Work to complete
Among the lines of these entries, how many hold the word "личным"? State only the number.

Entries shown

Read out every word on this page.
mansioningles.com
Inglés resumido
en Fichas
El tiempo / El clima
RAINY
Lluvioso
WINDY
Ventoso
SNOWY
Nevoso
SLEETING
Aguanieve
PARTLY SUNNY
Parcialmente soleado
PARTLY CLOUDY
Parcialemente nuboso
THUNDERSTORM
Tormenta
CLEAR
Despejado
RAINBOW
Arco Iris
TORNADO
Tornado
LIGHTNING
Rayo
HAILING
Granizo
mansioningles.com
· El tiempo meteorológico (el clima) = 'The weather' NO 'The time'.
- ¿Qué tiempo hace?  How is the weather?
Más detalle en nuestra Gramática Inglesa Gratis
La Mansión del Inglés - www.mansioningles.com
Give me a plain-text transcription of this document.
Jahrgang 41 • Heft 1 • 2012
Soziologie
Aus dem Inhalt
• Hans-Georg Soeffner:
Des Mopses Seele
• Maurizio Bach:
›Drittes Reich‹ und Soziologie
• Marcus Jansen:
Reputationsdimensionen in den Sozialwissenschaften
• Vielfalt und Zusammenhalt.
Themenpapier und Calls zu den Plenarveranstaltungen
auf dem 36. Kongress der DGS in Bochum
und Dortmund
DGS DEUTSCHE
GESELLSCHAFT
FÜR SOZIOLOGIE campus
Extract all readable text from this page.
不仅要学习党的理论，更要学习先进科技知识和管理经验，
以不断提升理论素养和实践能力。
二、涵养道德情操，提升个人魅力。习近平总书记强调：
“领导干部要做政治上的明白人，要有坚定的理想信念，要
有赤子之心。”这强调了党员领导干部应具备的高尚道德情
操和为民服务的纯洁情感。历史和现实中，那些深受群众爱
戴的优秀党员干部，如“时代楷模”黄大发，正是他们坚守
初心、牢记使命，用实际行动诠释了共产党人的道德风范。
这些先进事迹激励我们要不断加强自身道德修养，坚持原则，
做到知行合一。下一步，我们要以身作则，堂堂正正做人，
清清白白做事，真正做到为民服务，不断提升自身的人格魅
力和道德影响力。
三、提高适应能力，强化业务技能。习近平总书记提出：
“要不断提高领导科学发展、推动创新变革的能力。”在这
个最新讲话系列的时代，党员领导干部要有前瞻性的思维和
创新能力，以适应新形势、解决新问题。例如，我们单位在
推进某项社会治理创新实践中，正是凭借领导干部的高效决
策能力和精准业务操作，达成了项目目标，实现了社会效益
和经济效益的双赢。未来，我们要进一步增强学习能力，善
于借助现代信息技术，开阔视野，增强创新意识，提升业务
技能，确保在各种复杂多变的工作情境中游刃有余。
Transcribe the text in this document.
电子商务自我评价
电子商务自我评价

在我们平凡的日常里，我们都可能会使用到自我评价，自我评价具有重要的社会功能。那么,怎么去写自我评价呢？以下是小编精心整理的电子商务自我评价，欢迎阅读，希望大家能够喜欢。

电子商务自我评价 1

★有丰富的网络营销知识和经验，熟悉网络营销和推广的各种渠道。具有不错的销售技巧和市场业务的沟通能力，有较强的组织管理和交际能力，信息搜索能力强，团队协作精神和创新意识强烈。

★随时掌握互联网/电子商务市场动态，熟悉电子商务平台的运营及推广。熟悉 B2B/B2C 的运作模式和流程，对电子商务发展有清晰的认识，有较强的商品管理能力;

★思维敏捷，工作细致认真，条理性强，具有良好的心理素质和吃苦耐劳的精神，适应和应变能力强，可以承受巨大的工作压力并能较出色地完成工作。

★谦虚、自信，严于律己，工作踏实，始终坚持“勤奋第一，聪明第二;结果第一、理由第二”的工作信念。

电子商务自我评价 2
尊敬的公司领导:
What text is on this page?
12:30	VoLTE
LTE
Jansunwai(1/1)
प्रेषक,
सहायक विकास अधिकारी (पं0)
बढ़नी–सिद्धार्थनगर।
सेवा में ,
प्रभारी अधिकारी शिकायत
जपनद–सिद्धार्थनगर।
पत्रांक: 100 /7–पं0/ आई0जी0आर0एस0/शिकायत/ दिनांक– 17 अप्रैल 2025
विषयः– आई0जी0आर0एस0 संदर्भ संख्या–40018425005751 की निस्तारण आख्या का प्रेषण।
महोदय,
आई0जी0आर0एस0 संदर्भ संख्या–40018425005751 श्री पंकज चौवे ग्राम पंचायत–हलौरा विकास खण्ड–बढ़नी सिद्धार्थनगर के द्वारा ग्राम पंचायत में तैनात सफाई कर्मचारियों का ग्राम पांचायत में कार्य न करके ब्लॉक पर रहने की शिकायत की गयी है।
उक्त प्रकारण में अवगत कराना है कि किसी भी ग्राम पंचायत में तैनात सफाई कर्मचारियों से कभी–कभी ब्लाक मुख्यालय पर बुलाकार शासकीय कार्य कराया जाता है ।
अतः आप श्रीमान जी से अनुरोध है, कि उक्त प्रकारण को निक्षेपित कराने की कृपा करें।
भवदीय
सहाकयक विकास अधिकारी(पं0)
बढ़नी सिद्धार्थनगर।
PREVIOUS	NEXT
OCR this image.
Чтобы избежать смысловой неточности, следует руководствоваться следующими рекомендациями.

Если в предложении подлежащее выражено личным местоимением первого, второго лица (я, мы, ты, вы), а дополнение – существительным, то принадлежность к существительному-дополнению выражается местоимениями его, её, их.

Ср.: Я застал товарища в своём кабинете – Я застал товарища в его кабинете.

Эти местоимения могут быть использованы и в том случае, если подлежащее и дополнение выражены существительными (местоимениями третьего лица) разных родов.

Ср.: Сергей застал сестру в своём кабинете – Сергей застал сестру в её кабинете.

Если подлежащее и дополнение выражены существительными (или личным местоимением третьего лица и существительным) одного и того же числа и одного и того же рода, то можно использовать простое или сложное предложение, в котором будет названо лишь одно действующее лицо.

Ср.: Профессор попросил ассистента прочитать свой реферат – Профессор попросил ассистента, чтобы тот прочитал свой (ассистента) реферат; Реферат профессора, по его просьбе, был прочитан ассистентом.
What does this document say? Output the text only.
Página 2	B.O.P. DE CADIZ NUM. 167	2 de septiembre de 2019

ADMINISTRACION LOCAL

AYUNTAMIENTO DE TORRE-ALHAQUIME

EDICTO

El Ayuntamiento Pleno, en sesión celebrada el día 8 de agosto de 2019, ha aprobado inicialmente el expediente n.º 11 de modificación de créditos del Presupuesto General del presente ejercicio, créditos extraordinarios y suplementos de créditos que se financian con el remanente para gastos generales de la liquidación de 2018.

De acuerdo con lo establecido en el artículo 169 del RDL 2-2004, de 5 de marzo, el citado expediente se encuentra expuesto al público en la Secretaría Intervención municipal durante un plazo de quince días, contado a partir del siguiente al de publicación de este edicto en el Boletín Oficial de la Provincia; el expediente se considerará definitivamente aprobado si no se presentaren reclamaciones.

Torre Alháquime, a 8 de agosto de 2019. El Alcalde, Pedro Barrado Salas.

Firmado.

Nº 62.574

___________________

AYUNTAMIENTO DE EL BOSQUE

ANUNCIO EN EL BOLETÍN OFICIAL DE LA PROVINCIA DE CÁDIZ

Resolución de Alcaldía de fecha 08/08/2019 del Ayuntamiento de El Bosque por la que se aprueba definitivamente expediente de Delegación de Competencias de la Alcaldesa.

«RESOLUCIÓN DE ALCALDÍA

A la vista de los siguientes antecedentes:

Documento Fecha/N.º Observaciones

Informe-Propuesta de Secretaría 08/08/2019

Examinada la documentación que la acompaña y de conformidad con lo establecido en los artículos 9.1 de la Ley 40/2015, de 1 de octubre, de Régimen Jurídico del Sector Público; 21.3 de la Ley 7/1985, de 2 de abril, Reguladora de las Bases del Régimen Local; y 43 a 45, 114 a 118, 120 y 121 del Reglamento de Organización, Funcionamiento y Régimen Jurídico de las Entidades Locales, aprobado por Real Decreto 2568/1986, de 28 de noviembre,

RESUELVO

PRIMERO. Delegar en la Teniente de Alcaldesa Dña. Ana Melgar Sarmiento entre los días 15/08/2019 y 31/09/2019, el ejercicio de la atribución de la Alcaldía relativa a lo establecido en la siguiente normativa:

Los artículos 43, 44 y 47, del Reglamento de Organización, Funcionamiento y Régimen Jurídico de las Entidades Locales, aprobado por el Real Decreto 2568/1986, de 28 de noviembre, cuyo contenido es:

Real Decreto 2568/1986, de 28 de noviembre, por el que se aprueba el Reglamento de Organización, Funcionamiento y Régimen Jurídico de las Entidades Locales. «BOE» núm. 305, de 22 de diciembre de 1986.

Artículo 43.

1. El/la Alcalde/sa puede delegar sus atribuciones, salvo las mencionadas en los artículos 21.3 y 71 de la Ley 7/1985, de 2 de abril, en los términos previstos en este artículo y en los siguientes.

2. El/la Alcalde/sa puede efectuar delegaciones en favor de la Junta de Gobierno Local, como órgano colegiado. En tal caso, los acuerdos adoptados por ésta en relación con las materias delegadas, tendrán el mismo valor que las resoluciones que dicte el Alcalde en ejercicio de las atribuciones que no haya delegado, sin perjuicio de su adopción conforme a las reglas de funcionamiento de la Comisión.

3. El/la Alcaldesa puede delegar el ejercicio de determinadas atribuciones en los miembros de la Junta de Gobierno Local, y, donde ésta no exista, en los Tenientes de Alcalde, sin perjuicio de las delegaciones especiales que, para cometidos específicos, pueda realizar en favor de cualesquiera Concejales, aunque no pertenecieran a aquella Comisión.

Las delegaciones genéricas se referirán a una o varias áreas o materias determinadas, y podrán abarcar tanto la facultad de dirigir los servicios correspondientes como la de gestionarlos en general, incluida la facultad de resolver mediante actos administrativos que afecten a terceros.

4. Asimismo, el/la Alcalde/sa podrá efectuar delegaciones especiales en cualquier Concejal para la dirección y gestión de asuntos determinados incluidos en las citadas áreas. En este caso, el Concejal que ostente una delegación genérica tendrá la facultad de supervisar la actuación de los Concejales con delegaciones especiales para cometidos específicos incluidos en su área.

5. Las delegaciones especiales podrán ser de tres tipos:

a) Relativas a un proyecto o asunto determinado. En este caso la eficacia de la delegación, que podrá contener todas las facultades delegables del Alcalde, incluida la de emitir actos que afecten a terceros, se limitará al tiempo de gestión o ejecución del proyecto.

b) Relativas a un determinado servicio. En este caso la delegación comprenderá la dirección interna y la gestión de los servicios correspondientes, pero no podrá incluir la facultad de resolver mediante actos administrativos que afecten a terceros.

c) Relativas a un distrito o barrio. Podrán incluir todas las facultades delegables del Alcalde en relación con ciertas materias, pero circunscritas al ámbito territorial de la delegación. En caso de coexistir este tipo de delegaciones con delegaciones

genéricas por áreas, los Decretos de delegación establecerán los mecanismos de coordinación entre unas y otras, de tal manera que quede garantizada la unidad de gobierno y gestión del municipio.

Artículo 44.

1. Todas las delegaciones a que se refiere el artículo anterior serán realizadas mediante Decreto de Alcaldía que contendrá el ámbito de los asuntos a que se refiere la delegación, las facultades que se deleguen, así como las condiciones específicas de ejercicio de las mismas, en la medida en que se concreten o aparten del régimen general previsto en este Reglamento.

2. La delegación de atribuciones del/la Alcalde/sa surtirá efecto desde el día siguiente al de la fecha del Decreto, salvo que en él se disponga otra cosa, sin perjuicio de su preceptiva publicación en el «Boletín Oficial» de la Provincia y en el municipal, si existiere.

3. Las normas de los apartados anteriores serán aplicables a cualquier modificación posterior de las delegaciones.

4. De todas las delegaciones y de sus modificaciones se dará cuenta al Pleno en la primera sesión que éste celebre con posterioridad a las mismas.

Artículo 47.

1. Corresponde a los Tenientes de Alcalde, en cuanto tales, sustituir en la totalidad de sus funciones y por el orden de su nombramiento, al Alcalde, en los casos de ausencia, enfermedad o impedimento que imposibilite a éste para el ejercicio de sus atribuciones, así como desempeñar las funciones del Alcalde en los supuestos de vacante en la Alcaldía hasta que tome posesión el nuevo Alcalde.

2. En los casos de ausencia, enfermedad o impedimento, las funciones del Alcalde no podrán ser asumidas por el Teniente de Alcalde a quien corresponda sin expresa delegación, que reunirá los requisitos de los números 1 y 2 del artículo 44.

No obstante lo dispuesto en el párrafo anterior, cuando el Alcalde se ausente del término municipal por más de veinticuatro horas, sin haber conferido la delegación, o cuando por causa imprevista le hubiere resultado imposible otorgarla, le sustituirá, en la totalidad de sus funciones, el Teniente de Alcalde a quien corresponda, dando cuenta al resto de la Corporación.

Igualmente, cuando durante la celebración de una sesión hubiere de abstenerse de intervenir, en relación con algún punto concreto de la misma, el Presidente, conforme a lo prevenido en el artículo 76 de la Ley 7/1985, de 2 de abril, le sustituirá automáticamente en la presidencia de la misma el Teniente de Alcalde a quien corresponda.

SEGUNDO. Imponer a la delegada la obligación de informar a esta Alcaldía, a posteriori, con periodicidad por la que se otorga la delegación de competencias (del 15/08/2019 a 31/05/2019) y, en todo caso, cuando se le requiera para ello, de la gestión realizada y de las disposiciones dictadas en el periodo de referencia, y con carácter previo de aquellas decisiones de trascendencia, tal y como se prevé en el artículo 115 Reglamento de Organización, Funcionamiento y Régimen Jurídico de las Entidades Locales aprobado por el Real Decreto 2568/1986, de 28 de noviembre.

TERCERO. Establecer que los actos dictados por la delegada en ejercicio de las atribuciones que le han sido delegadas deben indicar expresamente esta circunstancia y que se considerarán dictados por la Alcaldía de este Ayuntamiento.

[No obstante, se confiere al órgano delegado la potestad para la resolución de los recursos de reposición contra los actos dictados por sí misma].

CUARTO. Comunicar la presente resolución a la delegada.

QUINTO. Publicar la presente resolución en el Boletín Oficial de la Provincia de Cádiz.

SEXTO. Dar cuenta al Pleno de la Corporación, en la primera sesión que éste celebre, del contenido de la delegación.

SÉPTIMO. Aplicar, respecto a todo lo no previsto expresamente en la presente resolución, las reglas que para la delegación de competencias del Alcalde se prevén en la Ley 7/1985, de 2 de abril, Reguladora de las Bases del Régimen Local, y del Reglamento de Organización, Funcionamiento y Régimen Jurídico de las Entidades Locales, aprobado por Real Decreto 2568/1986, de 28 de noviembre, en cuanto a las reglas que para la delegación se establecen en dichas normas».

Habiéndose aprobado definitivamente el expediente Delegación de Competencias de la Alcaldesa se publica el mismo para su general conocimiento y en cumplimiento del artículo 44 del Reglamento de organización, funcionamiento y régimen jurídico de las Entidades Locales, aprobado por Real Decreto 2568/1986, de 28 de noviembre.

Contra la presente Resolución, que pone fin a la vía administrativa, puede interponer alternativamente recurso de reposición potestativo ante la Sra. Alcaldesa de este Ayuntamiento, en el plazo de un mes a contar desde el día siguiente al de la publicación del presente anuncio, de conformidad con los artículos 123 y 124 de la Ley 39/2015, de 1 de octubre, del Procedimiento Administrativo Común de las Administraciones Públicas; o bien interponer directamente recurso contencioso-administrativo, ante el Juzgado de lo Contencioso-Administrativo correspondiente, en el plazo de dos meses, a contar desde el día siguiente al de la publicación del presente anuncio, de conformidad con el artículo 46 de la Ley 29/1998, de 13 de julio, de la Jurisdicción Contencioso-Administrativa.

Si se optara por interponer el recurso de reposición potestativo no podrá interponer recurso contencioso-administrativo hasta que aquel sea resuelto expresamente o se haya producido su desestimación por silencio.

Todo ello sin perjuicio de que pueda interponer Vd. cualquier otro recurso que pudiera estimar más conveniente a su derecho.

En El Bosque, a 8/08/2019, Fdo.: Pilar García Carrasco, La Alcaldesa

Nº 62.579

Problem solution
2